■ **WRITTEN REQUEST**
Return each line holding the string "dies".

━━━━━ RECORDS SUPPLIED ━━━━━

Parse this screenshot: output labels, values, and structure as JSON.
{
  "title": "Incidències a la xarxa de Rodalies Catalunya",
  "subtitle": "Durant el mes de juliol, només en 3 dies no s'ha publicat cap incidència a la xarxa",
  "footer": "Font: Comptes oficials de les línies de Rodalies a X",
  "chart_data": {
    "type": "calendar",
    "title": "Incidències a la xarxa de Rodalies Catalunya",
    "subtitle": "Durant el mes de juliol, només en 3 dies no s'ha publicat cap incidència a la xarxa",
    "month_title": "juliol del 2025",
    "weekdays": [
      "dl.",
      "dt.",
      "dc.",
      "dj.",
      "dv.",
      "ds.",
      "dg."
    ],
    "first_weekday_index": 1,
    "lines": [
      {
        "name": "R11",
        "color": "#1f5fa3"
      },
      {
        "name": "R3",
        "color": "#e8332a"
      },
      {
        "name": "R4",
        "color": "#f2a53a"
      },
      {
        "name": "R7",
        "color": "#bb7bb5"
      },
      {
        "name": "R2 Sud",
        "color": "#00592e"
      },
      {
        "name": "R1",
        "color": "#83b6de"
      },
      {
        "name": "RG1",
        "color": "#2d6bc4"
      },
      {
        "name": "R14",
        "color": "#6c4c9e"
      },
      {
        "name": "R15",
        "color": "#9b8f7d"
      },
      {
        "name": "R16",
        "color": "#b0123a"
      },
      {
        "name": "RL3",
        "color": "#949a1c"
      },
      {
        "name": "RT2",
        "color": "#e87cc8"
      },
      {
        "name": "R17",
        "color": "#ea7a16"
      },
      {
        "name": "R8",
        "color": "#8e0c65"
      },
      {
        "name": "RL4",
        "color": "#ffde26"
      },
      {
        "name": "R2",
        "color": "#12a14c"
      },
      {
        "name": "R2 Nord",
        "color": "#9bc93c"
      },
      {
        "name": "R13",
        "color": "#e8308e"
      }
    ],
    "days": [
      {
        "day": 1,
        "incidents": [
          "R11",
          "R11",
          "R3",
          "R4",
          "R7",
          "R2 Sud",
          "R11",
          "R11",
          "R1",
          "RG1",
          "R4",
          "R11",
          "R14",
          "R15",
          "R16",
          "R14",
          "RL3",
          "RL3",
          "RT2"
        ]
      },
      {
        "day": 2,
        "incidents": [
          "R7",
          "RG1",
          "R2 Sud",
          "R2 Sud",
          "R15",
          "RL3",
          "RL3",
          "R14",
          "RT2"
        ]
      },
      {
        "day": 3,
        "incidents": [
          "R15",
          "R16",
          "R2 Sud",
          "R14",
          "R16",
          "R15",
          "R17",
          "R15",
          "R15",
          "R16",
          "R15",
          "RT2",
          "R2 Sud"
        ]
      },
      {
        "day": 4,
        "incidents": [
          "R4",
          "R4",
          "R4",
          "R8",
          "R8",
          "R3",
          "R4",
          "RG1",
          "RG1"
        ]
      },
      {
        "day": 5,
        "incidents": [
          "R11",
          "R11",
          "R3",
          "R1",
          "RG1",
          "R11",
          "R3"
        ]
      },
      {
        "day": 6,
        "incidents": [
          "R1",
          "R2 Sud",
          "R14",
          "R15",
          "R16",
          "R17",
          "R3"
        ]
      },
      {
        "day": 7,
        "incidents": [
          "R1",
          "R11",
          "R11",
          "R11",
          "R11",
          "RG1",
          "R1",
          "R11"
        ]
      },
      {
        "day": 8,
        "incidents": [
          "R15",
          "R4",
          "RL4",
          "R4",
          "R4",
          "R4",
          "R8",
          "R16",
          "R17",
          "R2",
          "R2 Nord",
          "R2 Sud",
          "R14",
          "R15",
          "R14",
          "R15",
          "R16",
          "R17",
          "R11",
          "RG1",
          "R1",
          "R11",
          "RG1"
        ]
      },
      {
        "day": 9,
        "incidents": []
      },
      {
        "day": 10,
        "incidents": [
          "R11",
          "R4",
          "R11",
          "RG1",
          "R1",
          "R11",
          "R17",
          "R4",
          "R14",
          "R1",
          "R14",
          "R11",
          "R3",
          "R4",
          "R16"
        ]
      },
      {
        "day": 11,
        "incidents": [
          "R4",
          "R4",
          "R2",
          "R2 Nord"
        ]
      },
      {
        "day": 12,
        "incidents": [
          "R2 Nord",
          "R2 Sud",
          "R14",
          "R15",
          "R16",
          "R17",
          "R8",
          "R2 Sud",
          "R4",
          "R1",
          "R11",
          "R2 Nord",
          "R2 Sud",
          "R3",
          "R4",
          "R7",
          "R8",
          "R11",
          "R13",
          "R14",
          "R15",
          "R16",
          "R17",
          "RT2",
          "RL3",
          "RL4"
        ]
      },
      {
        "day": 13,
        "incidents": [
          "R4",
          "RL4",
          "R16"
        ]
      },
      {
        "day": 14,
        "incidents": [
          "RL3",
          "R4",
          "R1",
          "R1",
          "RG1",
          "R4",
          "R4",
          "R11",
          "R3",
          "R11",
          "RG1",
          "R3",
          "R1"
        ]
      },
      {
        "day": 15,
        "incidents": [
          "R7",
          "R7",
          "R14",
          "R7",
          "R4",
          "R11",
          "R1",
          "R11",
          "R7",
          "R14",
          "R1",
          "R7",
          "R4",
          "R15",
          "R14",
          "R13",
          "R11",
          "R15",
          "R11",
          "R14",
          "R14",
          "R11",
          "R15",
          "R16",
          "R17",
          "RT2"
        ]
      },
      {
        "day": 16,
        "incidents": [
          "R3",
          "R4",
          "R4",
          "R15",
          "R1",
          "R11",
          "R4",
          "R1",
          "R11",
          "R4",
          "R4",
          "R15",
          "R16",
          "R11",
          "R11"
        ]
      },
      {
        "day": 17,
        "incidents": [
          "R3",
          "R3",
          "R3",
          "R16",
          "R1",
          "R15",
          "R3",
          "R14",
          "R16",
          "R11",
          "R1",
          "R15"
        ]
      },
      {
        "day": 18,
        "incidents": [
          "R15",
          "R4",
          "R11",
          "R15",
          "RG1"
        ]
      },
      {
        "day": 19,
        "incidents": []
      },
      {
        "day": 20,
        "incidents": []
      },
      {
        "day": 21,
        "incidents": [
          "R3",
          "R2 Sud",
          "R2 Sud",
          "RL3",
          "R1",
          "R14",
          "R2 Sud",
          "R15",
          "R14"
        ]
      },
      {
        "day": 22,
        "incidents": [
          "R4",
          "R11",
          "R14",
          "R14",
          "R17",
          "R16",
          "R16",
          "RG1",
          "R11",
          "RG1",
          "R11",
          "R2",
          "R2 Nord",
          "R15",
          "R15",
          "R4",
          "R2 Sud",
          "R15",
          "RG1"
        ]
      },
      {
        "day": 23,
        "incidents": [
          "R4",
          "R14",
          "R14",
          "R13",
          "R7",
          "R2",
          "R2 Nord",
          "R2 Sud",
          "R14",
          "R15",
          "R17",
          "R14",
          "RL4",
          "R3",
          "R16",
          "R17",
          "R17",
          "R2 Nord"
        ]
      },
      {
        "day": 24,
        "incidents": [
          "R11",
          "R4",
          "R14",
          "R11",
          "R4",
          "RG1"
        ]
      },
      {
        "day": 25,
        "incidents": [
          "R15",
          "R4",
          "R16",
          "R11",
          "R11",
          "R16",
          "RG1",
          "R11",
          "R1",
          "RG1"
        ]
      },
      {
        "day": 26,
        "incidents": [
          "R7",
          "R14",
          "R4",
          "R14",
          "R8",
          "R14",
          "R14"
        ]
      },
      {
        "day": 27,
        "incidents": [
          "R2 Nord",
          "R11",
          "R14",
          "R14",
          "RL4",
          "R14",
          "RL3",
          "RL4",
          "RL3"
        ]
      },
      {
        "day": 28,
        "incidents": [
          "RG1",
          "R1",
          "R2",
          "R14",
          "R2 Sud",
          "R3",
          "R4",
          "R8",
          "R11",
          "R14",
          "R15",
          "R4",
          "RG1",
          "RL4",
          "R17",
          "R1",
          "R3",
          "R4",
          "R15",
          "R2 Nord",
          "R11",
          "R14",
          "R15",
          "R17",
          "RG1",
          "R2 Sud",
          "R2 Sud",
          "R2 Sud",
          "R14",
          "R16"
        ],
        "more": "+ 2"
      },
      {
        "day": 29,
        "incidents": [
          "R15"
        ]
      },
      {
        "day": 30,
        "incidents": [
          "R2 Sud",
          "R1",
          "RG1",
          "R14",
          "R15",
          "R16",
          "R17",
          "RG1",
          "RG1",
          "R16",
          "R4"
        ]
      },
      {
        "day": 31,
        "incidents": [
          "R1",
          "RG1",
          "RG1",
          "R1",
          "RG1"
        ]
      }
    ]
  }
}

━━━━━

■ **ANSWER TO THE PROBLEM**
  "subtitle": "Durant el mes de juliol, només en 3 dies no s'ha publicat cap incidència a la xarxa",
    "subtitle": "Durant el mes de juliol, només en 3 dies no s'ha publicat cap incidència a la xarxa",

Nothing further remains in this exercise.